WHAT THE TASK ASKS: Search the listing below for the string "JSON" and copy every line where it occurs.

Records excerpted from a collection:
----------
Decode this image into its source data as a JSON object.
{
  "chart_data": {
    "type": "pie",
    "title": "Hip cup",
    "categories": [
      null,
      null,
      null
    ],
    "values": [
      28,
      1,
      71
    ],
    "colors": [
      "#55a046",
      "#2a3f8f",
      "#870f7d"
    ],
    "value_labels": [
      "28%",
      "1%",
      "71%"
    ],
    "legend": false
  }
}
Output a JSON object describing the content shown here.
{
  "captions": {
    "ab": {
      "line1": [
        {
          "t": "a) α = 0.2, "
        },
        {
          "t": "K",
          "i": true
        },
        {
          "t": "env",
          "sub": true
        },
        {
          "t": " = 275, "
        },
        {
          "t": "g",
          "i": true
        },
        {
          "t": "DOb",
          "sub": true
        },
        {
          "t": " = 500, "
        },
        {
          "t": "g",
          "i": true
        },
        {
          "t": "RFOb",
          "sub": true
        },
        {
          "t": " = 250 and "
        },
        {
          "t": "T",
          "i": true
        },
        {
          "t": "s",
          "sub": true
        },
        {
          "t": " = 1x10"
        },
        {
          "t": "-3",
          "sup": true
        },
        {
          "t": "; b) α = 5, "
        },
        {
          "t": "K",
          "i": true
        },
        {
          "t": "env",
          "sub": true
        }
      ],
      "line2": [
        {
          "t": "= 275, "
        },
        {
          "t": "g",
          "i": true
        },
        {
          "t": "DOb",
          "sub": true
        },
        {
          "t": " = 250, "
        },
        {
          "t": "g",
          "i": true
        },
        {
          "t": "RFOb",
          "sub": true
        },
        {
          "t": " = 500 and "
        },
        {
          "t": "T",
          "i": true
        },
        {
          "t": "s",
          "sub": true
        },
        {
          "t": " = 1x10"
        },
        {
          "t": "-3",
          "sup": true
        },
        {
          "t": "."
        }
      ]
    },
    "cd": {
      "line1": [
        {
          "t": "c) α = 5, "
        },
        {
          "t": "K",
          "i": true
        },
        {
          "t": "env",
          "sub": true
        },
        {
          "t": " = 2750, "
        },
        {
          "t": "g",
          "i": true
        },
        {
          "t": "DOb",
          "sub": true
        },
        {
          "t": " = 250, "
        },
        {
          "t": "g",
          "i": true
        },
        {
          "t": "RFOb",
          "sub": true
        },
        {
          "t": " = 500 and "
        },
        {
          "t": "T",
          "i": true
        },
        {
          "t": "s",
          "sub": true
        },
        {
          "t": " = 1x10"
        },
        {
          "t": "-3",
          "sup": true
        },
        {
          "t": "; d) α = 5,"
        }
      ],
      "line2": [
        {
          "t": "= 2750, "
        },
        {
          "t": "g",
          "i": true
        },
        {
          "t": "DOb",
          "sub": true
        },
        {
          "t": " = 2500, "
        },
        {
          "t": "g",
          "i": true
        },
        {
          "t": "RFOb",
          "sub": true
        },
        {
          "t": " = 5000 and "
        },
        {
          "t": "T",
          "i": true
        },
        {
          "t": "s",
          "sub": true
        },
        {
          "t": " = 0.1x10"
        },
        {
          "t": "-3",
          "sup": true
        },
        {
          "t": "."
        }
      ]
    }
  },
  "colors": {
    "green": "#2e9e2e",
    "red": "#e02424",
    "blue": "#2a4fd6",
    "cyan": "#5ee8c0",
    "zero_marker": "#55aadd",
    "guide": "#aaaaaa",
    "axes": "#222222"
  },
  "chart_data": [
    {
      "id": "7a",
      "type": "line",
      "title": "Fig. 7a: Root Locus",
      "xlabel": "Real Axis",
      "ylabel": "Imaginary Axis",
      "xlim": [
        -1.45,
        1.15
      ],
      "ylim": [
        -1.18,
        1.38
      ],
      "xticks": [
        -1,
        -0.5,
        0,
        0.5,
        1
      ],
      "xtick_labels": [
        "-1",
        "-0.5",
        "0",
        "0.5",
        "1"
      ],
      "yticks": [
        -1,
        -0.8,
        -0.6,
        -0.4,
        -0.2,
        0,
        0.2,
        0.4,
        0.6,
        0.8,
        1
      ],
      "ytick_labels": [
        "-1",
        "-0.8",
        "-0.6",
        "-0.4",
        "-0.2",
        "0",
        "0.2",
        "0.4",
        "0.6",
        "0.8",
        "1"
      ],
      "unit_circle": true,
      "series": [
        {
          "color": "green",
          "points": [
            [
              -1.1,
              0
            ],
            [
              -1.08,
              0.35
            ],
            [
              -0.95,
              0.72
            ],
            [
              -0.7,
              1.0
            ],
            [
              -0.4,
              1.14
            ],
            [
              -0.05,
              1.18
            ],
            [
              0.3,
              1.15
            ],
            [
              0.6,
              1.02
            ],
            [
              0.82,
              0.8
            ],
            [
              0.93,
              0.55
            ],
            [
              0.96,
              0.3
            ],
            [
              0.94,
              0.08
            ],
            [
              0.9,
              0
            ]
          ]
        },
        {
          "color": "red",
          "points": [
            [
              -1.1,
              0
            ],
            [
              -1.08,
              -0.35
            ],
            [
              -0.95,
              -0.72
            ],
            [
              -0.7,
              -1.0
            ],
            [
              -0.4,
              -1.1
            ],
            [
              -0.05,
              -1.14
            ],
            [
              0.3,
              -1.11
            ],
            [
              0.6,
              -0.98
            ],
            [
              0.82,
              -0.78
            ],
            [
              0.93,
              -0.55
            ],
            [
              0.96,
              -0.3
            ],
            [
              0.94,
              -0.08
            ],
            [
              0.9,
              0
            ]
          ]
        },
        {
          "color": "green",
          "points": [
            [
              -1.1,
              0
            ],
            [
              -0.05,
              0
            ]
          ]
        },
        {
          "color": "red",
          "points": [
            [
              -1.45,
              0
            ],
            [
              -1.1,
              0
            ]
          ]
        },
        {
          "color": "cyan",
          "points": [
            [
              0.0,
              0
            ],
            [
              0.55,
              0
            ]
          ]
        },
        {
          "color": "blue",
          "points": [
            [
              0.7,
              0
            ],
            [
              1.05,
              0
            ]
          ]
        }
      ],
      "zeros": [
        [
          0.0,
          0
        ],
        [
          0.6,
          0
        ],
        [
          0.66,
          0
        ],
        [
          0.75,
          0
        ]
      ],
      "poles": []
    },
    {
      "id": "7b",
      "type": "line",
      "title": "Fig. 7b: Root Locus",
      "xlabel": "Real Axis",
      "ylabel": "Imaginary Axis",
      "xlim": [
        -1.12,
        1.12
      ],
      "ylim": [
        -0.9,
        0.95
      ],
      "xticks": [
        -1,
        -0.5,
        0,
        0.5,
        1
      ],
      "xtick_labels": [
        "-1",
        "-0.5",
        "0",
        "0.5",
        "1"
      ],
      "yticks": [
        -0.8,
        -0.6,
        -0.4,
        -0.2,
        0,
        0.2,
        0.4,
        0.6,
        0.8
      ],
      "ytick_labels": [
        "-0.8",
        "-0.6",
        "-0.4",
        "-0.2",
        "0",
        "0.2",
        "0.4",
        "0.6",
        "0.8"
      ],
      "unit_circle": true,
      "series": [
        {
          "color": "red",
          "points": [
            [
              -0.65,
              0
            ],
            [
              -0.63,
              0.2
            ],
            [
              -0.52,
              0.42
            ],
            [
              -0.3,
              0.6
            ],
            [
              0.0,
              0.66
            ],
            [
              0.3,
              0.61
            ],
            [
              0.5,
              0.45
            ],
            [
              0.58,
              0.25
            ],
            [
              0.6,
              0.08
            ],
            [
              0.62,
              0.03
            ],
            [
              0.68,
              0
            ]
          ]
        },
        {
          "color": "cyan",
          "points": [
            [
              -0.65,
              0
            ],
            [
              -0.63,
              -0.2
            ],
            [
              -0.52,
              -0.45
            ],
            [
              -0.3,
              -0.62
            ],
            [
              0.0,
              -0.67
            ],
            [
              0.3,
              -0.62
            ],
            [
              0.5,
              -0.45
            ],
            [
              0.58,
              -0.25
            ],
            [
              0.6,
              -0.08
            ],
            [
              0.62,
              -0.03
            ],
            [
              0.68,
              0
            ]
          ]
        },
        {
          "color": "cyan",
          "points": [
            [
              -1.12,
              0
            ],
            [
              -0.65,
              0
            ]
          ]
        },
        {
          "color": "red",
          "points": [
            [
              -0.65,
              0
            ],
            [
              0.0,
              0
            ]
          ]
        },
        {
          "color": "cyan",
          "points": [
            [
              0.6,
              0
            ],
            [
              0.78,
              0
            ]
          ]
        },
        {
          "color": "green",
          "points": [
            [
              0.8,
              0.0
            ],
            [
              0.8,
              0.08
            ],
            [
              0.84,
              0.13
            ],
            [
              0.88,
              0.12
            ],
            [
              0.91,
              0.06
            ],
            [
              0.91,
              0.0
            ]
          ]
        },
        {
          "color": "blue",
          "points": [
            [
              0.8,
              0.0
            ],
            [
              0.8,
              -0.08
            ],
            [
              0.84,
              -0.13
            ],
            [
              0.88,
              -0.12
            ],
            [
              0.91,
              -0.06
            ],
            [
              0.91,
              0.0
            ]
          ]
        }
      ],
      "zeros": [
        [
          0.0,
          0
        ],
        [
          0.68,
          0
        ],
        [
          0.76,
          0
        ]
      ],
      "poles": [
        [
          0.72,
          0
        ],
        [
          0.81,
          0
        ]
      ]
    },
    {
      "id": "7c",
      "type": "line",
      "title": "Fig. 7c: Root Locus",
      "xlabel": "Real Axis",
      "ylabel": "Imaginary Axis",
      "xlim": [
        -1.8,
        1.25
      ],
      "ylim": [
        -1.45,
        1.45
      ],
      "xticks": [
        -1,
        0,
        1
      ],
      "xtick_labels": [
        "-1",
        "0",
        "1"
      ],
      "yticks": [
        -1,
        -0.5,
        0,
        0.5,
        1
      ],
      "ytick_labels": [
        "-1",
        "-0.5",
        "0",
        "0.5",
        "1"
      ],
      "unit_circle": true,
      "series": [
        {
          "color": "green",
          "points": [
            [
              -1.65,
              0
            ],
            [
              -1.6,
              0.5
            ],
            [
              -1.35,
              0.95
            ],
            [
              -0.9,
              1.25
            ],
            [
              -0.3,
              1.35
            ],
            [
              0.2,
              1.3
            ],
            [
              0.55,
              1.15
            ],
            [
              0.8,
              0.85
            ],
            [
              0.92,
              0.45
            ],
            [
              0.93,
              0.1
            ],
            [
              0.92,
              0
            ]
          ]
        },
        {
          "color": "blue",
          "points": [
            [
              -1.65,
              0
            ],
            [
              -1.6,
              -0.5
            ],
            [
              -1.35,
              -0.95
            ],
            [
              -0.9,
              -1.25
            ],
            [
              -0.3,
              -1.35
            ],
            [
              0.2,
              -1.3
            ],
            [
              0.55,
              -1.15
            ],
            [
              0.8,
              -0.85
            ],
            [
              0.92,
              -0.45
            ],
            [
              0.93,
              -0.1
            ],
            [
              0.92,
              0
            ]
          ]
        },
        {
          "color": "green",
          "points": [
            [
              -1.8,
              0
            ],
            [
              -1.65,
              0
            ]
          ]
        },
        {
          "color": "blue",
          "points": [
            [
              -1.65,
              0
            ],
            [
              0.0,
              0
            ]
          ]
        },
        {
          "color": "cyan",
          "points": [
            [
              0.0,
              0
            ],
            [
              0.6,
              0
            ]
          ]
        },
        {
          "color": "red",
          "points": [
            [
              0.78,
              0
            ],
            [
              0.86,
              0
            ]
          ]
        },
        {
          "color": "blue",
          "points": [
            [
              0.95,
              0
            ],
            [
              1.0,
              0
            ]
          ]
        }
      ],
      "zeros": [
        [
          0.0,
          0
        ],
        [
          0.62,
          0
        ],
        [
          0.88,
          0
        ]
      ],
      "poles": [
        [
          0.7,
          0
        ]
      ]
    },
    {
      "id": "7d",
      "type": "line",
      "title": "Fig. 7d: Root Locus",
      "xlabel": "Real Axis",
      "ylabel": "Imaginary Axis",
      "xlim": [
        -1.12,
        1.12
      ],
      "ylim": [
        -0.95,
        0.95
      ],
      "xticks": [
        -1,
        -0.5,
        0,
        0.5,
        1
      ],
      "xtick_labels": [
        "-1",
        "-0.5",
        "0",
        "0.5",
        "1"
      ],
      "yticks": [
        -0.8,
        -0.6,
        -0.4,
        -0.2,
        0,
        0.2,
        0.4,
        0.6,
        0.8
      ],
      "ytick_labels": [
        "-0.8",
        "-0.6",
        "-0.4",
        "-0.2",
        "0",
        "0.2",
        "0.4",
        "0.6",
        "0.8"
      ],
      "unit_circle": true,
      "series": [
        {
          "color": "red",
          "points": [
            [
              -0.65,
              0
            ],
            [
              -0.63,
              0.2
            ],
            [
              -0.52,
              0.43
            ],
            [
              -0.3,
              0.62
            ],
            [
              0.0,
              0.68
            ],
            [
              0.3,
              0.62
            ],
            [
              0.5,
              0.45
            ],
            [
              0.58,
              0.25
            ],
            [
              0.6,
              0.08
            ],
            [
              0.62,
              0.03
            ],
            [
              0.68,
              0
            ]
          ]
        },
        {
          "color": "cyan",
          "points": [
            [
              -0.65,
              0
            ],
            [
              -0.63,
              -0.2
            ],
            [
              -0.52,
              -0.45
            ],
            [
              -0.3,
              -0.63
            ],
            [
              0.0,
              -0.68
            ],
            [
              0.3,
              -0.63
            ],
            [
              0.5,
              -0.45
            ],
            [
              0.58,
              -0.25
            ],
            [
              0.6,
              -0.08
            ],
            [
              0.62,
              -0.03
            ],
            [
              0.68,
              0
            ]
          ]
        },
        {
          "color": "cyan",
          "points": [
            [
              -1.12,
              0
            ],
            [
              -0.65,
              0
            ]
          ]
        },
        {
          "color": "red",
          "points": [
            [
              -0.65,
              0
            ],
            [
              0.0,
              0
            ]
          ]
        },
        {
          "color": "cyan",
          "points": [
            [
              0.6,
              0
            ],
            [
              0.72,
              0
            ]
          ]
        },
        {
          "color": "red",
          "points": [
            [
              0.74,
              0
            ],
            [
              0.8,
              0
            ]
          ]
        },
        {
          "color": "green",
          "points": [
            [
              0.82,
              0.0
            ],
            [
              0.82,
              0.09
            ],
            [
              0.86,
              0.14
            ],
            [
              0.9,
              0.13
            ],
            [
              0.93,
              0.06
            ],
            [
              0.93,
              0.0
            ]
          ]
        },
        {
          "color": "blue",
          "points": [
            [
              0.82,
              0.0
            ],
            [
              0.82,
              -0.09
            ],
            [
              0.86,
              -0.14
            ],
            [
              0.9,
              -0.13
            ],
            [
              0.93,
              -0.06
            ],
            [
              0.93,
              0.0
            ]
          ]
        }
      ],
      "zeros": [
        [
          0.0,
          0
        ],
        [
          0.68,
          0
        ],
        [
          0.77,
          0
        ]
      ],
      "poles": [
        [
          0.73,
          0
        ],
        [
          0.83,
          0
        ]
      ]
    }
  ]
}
----------
COMPLETED EXERCISE:
Decode this image into its source data as a JSON object.
Output a JSON object describing the content shown here.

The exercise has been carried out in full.